Required work: Please write the listing below out again exactly, leaving every picture behind.

Stored rows:
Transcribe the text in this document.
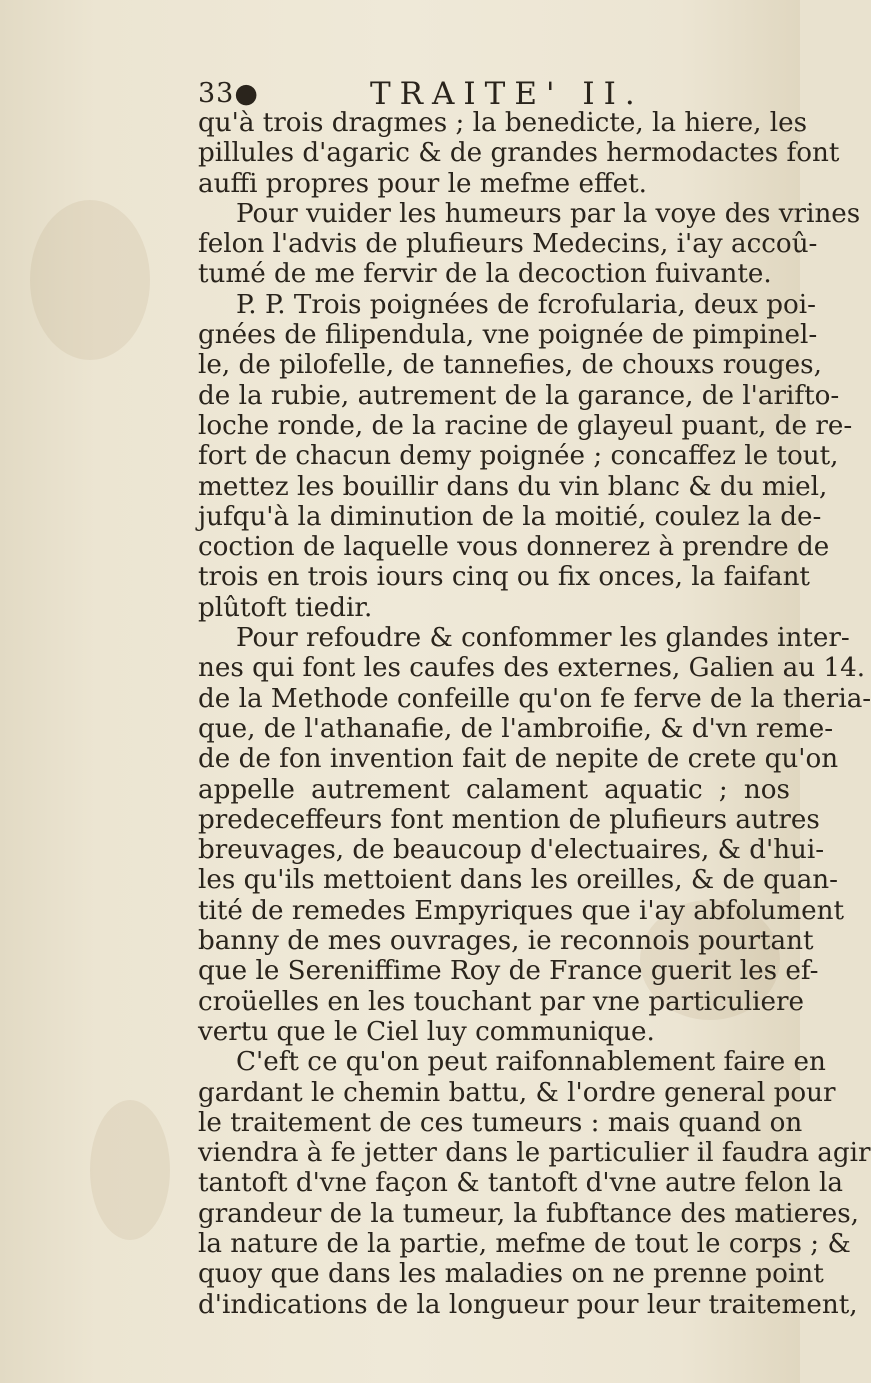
33●	TRAITE' II.
qu'à trois dragmes ; la benedicte, la hiere, les
pillules d'agaric & de grandes hermodactes font
auffi propres pour le mefme effet.
Pour vuider les humeurs par la voye des vrines
felon l'advis de plufieurs Medecins, i'ay accoû-
tumé de me fervir de la decoction fuivante.
P. P. Trois poignées de fcrofularia, deux poi-
gnées de filipendula, vne poignée de pimpinel-
le, de pilofelle, de tannefies, de chouxs rouges,
de la rubie, autrement de la garance, de l'arifto-
loche ronde, de la racine de glayeul puant, de re-
fort de chacun demy poignée ; concaffez le tout,
mettez les bouillir dans du vin blanc & du miel,
jufqu'à la diminution de la moitié, coulez la de-
coction de laquelle vous donnerez à prendre de
trois en trois iours cinq ou fix onces, la faifant
plûtoft tiedir.
Pour refoudre & confommer les glandes inter-
nes qui font les caufes des externes, Galien au 14.
de la Methode confeille qu'on fe ferve de la theria-
que, de l'athanafie, de l'ambroifie, & d'vn reme-
de de fon invention fait de nepite de crete qu'on
appelle autrement calament aquatic ; nos
predeceffeurs font mention de plufieurs autres
breuvages, de beaucoup d'electuaires, & d'hui-
les qu'ils mettoient dans les oreilles, & de quan-
tité de remedes Empyriques que i'ay abfolument
banny de mes ouvrages, ie reconnois pourtant
que le Sereniffime Roy de France guerit les ef-
croüelles en les touchant par vne particuliere
vertu que le Ciel luy communique.
C'eft ce qu'on peut raifonnablement faire en
gardant le chemin battu, & l'ordre general pour
le traitement de ces tumeurs : mais quand on
viendra à fe jetter dans le particulier il faudra agir
tantoft d'vne façon & tantoft d'vne autre felon la
grandeur de la tumeur, la fubftance des matieres,
la nature de la partie, mefme de tout le corps ; &
quoy que dans les maladies on ne prenne point
d'indications de la longueur pour leur traitement,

Answer to the task:
Transcribe the text in this document.
33●	TRAITE' II.
qu'à trois dragmes ; la benedicte, la hiere, les
pillules d'agaric & de grandes hermodactes font
auffi propres pour le mefme effet.
Pour vuider les humeurs par la voye des vrines
felon l'advis de plufieurs Medecins, i'ay accoû-
tumé de me fervir de la decoction fuivante.
P. P. Trois poignées de fcrofularia, deux poi-
gnées de filipendula, vne poignée de pimpinel-
le, de pilofelle, de tannefies, de chouxs rouges,
de la rubie, autrement de la garance, de l'arifto-
loche ronde, de la racine de glayeul puant, de re-
fort de chacun demy poignée ; concaffez le tout,
mettez les bouillir dans du vin blanc & du miel,
jufqu'à la diminution de la moitié, coulez la de-
coction de laquelle vous donnerez à prendre de
trois en trois iours cinq ou fix onces, la faifant
plûtoft tiedir.
Pour refoudre & confommer les glandes inter-
nes qui font les caufes des externes, Galien au 14.
de la Methode confeille qu'on fe ferve de la theria-
que, de l'athanafie, de l'ambroifie, & d'vn reme-
de de fon invention fait de nepite de crete qu'on
appelle autrement calament aquatic ; nos
predeceffeurs font mention de plufieurs autres
breuvages, de beaucoup d'electuaires, & d'hui-
les qu'ils mettoient dans les oreilles, & de quan-
tité de remedes Empyriques que i'ay abfolument
banny de mes ouvrages, ie reconnois pourtant
que le Sereniffime Roy de France guerit les ef-
croüelles en les touchant par vne particuliere
vertu que le Ciel luy communique.
C'eft ce qu'on peut raifonnablement faire en
gardant le chemin battu, & l'ordre general pour
le traitement de ces tumeurs : mais quand on
viendra à fe jetter dans le particulier il faudra agir
tantoft d'vne façon & tantoft d'vne autre felon la
grandeur de la tumeur, la fubftance des matieres,
la nature de la partie, mefme de tout le corps ; &
quoy que dans les maladies on ne prenne point
d'indications de la longueur pour leur traitement,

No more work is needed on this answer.